What the exercise asks: Omit all pictures and give the records below again exactly as written.

Supplied data:

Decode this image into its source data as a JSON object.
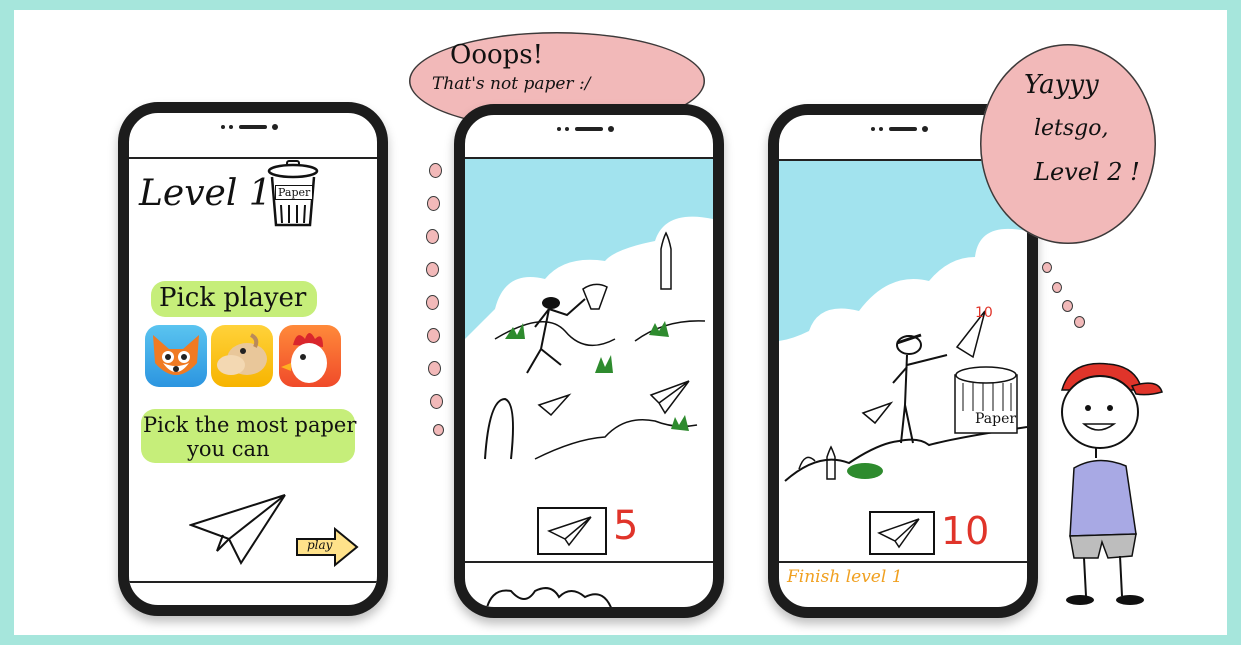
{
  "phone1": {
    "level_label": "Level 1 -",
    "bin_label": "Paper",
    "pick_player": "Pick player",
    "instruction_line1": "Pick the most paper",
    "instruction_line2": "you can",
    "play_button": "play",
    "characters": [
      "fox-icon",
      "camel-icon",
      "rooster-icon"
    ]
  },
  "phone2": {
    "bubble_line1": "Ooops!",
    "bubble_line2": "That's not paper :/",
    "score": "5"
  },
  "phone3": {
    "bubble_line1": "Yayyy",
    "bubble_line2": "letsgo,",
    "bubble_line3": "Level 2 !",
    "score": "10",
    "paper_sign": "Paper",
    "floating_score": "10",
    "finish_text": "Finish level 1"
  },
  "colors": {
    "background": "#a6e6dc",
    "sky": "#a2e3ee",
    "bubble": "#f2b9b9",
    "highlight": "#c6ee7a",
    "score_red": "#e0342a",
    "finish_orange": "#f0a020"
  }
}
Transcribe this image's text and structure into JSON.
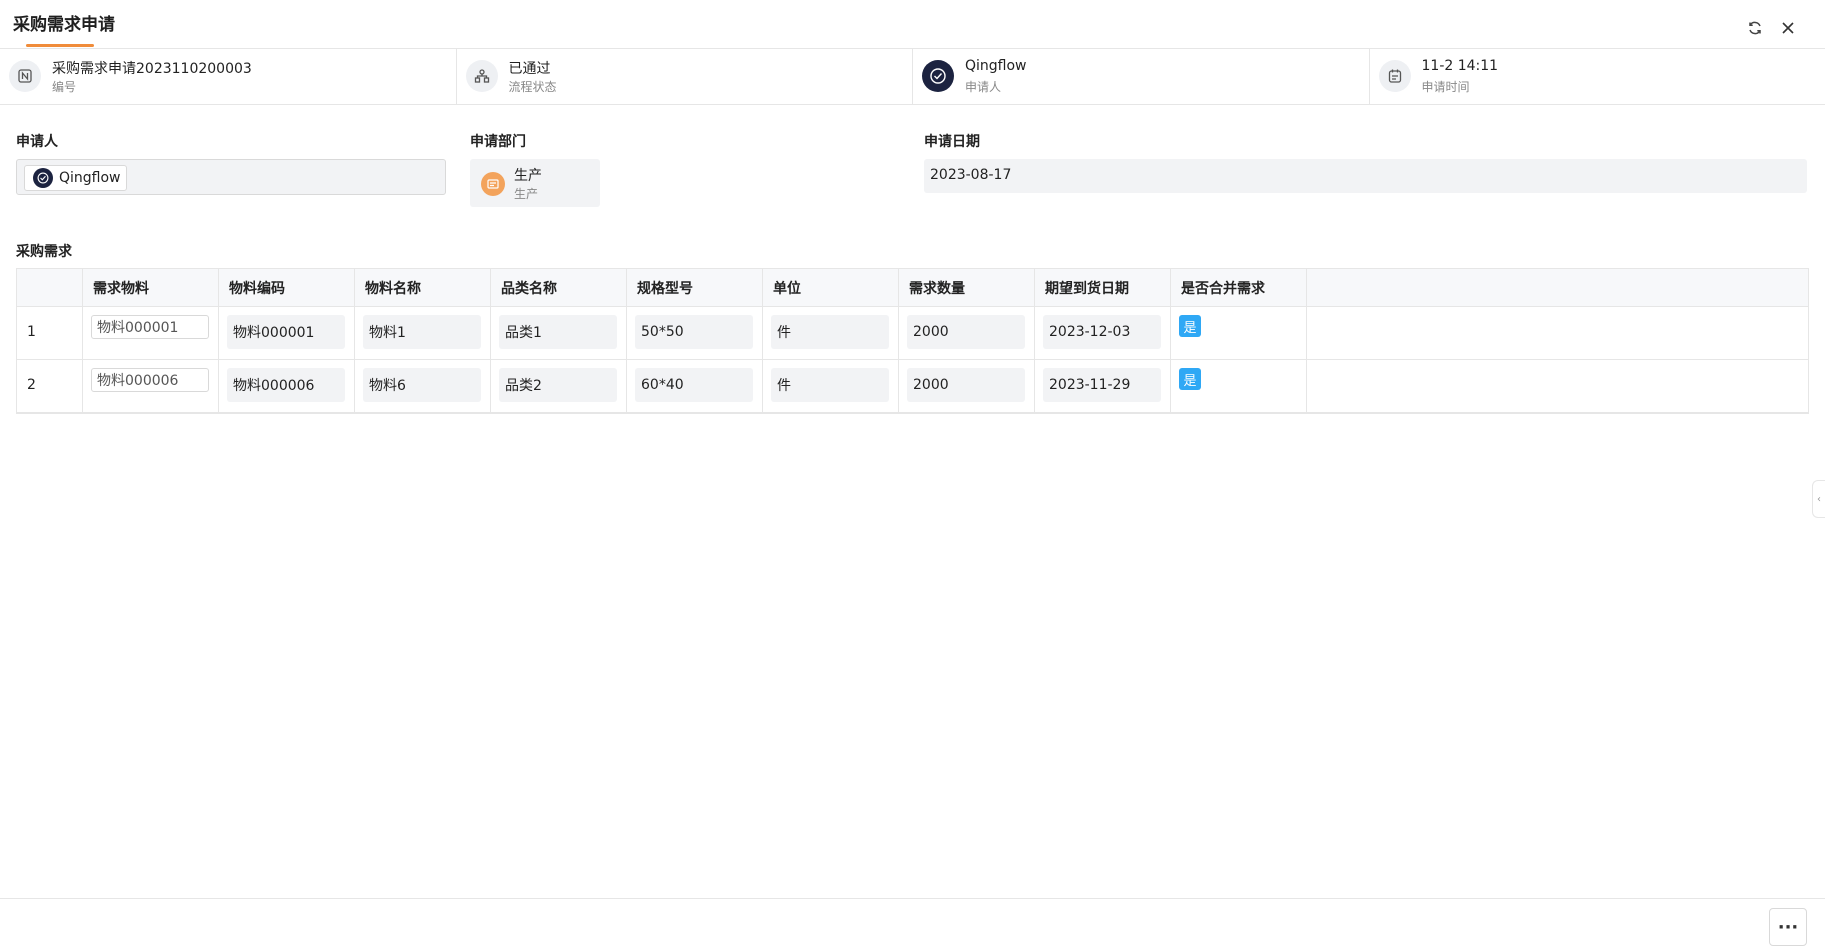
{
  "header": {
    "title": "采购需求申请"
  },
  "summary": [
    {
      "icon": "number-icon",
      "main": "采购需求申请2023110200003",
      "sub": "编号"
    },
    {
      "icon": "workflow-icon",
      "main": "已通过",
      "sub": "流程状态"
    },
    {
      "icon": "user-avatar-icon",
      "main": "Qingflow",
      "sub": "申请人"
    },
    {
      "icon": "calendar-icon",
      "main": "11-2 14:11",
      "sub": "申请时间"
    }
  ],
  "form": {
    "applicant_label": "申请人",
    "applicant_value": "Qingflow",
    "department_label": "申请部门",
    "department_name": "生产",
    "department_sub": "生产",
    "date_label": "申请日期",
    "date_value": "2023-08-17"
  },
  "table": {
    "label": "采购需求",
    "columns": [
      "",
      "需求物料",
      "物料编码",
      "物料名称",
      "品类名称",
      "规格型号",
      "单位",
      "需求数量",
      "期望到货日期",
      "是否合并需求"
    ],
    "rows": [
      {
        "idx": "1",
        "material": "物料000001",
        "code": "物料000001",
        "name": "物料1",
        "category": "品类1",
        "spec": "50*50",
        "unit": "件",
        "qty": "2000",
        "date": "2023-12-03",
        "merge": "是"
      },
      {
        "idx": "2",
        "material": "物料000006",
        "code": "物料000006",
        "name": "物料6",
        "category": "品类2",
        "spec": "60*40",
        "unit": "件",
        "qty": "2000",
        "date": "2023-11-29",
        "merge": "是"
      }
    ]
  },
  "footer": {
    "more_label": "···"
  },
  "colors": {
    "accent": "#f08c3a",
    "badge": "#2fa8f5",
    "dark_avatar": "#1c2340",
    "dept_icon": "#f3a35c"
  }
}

Final result:
Decode this image into its source data as a JSON object.
{
  "phone1": {
    "level_label": "Level 1 -",
    "bin_label": "Paper",
    "pick_player": "Pick player",
    "instruction_line1": "Pick the most paper",
    "instruction_line2": "you can",
    "play_button": "play",
    "characters": [
      "fox-icon",
      "camel-icon",
      "rooster-icon"
    ]
  },
  "phone2": {
    "bubble_line1": "Ooops!",
    "bubble_line2": "That's not paper :/",
    "score": "5"
  },
  "phone3": {
    "bubble_line1": "Yayyy",
    "bubble_line2": "letsgo,",
    "bubble_line3": "Level 2 !",
    "score": "10",
    "paper_sign": "Paper",
    "floating_score": "10",
    "finish_text": "Finish level 1"
  },
  "colors": {
    "background": "#a6e6dc",
    "sky": "#a2e3ee",
    "bubble": "#f2b9b9",
    "highlight": "#c6ee7a",
    "score_red": "#e0342a",
    "finish_orange": "#f0a020"
  }
}
Transcribe this image's text and structure into JSON.
{
  "header": {
    "title": "采购需求申请"
  },
  "summary": [
    {
      "icon": "number-icon",
      "main": "采购需求申请2023110200003",
      "sub": "编号"
    },
    {
      "icon": "workflow-icon",
      "main": "已通过",
      "sub": "流程状态"
    },
    {
      "icon": "user-avatar-icon",
      "main": "Qingflow",
      "sub": "申请人"
    },
    {
      "icon": "calendar-icon",
      "main": "11-2 14:11",
      "sub": "申请时间"
    }
  ],
  "form": {
    "applicant_label": "申请人",
    "applicant_value": "Qingflow",
    "department_label": "申请部门",
    "department_name": "生产",
    "department_sub": "生产",
    "date_label": "申请日期",
    "date_value": "2023-08-17"
  },
  "table": {
    "label": "采购需求",
    "columns": [
      "",
      "需求物料",
      "物料编码",
      "物料名称",
      "品类名称",
      "规格型号",
      "单位",
      "需求数量",
      "期望到货日期",
      "是否合并需求"
    ],
    "rows": [
      {
        "idx": "1",
        "material": "物料000001",
        "code": "物料000001",
        "name": "物料1",
        "category": "品类1",
        "spec": "50*50",
        "unit": "件",
        "qty": "2000",
        "date": "2023-12-03",
        "merge": "是"
      },
      {
        "idx": "2",
        "material": "物料000006",
        "code": "物料000006",
        "name": "物料6",
        "category": "品类2",
        "spec": "60*40",
        "unit": "件",
        "qty": "2000",
        "date": "2023-11-29",
        "merge": "是"
      }
    ]
  },
  "footer": {
    "more_label": "···"
  },
  "colors": {
    "accent": "#f08c3a",
    "badge": "#2fa8f5",
    "dark_avatar": "#1c2340",
    "dept_icon": "#f3a35c"
  }
}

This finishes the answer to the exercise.